* **GOAL OF THE EXERCISE**
Pick out the lines below that include the string "index".

* **Records that describe figures**
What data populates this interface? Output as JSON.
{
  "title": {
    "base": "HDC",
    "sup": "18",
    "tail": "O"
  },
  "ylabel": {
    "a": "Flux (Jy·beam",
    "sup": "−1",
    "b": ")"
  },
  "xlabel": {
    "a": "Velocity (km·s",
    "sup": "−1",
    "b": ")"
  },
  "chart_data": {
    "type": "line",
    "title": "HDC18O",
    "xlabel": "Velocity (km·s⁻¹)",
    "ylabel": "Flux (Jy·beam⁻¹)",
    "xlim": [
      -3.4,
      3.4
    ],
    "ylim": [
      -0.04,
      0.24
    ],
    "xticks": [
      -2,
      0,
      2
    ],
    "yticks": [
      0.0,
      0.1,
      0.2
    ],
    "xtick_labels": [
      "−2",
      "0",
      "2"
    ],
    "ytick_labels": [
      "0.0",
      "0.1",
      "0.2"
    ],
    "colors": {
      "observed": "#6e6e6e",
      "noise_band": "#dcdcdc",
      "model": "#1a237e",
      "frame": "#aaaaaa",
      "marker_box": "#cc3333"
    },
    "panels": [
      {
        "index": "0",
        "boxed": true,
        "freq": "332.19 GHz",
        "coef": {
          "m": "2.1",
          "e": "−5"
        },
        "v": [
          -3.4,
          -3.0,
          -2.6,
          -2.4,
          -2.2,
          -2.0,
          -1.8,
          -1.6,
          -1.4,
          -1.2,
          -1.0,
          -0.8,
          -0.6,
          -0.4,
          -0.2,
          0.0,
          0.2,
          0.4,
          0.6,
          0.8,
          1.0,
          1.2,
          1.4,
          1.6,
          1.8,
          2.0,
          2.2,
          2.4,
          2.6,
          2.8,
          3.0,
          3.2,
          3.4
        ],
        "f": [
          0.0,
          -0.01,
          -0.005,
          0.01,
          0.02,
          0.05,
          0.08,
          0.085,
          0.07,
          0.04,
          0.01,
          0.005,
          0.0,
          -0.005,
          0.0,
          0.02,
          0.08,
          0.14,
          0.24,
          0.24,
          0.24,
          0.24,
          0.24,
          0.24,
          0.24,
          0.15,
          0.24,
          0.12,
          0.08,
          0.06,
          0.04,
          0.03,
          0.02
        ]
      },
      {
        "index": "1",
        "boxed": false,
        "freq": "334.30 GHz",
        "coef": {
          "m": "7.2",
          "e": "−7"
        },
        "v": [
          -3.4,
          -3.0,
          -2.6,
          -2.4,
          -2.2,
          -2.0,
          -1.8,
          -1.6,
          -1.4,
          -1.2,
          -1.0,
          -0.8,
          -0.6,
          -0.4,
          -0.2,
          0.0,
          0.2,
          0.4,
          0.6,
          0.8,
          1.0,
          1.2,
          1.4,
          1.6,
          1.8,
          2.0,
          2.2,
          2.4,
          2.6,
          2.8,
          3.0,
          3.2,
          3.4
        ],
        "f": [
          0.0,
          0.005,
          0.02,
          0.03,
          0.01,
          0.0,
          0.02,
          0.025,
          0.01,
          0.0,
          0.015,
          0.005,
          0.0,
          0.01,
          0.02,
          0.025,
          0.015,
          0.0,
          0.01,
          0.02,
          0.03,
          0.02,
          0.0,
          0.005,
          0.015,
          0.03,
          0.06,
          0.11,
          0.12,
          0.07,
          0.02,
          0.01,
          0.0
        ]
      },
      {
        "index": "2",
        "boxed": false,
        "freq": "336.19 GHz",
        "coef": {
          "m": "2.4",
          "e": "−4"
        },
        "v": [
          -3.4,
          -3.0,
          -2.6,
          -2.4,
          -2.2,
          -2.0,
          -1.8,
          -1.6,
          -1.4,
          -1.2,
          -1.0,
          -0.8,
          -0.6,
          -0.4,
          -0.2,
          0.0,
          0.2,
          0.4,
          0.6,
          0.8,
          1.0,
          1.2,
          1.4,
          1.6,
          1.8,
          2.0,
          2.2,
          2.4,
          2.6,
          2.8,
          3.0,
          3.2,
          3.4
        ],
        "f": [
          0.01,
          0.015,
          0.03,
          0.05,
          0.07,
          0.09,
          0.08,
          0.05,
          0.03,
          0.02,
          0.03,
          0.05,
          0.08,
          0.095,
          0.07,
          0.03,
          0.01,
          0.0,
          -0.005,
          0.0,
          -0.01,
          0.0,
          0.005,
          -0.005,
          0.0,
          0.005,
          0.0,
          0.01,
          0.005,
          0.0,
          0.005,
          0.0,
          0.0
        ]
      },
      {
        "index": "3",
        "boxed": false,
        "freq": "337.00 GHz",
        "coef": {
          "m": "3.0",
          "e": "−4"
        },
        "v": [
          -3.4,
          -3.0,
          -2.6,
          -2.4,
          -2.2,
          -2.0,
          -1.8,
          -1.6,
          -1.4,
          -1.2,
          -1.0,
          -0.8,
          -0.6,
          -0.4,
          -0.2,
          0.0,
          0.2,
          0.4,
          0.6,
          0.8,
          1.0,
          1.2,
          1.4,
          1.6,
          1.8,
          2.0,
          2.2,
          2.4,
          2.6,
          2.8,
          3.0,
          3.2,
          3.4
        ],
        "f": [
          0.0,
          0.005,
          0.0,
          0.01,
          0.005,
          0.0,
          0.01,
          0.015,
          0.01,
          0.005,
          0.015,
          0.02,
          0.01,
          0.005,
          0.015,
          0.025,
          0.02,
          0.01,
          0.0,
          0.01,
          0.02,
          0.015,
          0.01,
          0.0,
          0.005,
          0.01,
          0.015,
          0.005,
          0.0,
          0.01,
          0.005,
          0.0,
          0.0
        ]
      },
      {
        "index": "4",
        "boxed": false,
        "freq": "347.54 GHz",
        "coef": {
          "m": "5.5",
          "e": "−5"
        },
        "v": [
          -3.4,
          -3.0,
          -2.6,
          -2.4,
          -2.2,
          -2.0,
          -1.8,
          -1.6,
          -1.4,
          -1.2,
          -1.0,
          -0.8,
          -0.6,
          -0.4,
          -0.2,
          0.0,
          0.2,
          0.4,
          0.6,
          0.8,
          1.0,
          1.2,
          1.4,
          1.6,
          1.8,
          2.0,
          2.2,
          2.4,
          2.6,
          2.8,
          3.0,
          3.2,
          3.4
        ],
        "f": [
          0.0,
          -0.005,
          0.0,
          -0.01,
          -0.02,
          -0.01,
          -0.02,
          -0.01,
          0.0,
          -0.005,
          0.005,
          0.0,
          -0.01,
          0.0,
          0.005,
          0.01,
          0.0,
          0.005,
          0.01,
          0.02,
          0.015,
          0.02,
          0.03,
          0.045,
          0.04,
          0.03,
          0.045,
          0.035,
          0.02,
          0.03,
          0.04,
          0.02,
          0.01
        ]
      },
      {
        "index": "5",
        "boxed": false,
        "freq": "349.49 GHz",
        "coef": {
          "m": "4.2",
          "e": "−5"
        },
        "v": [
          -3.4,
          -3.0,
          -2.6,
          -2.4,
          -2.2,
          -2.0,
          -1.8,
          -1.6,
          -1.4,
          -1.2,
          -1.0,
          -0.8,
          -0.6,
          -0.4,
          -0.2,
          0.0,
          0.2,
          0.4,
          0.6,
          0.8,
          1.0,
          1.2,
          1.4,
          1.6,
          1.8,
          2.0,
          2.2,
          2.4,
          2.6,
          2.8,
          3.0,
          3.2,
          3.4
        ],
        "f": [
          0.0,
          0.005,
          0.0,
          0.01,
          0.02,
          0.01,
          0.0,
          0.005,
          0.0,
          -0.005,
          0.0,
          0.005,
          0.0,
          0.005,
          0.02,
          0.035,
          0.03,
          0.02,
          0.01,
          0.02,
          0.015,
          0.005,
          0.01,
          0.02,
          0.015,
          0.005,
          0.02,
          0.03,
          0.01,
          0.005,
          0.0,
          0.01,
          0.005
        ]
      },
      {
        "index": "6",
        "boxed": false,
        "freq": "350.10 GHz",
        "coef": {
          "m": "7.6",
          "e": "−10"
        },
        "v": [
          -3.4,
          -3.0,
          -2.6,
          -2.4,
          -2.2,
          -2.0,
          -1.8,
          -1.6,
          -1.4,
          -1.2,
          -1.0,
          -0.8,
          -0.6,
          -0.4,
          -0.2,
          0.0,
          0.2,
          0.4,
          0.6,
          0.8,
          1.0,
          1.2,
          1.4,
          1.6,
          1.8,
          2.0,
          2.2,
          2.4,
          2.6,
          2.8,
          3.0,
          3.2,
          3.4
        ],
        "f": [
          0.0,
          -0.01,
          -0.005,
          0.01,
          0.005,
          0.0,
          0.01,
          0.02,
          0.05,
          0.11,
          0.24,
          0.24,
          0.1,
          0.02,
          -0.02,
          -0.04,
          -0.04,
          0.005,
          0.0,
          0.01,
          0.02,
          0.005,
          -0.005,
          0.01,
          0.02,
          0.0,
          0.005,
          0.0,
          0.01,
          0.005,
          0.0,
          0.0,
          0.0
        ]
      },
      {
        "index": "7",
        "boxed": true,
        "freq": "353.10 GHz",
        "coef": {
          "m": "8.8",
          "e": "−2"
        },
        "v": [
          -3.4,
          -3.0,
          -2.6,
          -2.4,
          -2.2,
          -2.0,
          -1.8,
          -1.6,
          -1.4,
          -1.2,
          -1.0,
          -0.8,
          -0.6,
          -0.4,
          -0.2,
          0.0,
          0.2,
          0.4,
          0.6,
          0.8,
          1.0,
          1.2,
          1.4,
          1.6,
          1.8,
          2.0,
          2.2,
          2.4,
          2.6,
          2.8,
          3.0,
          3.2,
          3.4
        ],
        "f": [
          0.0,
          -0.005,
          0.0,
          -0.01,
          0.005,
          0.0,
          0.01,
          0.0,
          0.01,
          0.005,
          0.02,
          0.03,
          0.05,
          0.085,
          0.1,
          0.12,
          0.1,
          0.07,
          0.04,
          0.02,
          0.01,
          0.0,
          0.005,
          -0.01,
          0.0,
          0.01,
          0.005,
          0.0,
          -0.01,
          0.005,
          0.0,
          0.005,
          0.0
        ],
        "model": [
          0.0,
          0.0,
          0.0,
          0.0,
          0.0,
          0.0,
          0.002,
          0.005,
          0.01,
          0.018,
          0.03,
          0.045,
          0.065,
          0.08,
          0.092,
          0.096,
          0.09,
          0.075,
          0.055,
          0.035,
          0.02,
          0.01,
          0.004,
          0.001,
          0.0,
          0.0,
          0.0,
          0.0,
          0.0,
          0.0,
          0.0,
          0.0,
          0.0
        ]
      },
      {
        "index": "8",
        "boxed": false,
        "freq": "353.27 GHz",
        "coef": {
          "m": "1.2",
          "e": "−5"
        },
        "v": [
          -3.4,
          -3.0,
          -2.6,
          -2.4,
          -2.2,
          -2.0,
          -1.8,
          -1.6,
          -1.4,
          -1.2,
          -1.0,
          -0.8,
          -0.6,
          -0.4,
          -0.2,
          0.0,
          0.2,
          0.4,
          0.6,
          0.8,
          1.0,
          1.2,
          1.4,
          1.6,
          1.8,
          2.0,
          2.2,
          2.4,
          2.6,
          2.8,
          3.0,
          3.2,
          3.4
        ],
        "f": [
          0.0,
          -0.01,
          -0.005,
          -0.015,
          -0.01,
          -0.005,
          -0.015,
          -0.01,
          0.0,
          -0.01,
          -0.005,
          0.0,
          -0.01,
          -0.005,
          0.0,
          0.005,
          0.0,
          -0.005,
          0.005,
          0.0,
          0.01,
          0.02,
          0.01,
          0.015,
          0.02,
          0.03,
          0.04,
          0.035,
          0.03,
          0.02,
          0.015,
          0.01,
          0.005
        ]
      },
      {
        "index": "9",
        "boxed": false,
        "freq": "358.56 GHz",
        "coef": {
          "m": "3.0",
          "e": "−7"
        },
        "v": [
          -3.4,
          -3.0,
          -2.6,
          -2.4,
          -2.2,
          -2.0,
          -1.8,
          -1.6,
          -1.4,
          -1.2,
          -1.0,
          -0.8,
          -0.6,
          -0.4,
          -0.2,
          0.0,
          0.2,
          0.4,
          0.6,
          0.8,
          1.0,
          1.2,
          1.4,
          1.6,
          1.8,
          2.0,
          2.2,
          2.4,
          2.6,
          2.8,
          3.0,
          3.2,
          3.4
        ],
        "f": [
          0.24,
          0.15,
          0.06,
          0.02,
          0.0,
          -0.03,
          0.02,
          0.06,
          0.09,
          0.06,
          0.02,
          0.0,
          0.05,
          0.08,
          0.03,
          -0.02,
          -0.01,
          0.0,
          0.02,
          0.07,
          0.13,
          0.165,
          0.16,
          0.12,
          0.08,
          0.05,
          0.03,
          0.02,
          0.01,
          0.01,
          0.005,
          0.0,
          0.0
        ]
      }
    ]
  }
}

* **RESPONSE TO THIS EXERCISE**
        "index": "0",
        "index": "1",
        "index": "2",
        "index": "3",
        "index": "4",
        "index": "5",
        "index": "6",
        "index": "7",
        "index": "8",
        "index": "9",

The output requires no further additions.